[Items from a figure collection]
● ● ●
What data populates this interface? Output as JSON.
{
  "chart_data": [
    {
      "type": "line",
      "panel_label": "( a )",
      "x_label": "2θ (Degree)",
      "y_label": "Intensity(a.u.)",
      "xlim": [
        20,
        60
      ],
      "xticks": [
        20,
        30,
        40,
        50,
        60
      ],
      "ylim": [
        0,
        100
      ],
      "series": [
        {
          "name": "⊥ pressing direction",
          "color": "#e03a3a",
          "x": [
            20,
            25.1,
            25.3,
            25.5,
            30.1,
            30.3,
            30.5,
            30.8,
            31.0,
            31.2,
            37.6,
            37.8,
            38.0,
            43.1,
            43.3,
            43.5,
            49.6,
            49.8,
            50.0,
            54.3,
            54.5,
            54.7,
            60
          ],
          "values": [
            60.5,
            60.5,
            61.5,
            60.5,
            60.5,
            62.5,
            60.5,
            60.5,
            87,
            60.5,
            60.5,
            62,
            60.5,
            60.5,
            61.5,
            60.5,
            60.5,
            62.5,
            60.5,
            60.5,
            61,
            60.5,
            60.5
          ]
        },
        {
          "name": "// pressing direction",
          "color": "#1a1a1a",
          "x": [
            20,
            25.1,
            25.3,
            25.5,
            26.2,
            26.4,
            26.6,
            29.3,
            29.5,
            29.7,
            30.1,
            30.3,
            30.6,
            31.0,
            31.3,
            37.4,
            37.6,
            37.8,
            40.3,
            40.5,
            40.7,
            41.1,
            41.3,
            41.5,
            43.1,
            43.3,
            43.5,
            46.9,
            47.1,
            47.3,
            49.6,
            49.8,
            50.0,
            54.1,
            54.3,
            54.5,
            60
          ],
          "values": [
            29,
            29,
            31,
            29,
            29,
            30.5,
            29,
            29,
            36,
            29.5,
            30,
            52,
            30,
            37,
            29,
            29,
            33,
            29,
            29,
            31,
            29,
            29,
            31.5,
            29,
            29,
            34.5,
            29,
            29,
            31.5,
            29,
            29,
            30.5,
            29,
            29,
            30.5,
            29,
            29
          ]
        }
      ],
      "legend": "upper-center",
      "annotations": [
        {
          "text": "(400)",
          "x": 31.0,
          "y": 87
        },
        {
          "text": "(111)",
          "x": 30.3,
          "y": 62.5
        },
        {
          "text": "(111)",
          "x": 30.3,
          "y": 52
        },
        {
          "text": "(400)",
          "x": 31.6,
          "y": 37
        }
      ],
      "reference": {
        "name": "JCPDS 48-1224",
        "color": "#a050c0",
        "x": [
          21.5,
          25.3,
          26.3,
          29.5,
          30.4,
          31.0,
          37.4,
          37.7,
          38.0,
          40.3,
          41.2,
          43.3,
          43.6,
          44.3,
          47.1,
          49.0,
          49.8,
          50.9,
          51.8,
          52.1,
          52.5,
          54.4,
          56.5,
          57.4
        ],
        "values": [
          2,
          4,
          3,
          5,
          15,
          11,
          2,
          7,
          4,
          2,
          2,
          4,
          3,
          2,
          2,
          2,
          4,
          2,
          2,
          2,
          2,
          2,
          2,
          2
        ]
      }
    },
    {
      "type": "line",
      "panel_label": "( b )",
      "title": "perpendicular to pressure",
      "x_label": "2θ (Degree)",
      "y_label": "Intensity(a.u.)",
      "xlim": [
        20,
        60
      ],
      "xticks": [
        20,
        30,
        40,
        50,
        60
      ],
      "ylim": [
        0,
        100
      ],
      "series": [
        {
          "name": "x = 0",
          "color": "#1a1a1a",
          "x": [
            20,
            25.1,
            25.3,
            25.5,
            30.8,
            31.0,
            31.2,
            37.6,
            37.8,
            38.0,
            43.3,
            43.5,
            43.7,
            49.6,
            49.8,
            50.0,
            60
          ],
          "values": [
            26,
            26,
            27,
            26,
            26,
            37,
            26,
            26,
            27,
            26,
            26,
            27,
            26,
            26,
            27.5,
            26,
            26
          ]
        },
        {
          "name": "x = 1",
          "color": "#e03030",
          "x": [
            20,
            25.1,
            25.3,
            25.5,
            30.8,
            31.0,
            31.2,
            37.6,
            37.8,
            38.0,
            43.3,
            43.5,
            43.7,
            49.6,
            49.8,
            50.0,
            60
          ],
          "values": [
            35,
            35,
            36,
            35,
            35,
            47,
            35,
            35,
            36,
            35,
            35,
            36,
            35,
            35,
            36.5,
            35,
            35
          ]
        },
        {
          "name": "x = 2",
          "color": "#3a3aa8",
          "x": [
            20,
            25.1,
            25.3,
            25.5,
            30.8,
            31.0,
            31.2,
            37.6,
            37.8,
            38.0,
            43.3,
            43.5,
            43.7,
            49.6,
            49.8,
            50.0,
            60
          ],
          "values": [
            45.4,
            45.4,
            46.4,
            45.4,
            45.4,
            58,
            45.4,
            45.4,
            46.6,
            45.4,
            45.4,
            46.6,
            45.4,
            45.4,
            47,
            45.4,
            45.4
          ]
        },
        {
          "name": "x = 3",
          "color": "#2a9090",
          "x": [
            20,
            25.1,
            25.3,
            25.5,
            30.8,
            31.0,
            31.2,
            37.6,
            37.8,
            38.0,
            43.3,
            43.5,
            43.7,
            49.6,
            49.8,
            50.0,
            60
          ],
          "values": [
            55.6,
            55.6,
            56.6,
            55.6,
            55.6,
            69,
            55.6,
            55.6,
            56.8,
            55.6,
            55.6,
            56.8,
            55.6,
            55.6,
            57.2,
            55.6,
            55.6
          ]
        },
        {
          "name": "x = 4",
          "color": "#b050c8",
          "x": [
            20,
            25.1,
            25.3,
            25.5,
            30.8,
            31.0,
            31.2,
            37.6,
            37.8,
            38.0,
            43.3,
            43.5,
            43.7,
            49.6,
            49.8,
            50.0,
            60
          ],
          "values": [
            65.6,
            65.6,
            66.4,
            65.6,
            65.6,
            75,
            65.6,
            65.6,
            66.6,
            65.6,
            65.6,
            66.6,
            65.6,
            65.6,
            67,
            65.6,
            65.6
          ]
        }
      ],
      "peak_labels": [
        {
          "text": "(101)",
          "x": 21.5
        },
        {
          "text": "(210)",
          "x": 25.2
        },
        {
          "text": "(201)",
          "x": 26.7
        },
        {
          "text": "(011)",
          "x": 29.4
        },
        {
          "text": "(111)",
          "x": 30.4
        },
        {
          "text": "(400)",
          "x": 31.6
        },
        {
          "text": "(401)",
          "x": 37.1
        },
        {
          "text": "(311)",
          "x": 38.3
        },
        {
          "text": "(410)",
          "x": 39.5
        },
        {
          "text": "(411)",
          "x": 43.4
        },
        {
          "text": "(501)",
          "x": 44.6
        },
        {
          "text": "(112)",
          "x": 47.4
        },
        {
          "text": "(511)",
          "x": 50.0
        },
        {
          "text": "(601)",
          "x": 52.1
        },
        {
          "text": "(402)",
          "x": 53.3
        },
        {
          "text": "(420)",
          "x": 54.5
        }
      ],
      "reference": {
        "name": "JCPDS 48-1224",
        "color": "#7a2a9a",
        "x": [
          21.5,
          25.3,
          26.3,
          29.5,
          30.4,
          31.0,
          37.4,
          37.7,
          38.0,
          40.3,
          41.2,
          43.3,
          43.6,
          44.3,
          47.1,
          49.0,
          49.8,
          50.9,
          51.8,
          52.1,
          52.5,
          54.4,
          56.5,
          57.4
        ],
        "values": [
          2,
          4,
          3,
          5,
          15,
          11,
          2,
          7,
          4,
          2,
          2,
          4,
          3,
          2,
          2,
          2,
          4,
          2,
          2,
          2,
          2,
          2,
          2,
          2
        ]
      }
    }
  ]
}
● ● ●
§ **Direction**
Which lines hold the word "color"? Copy all of them.

§ **Complete output**
          "color": "#e03a3a",
          "color": "#1a1a1a",
        "color": "#a050c0",
          "color": "#1a1a1a",
          "color": "#e03030",
          "color": "#3a3aa8",
          "color": "#2a9090",
          "color": "#b050c8",
        "color": "#7a2a9a",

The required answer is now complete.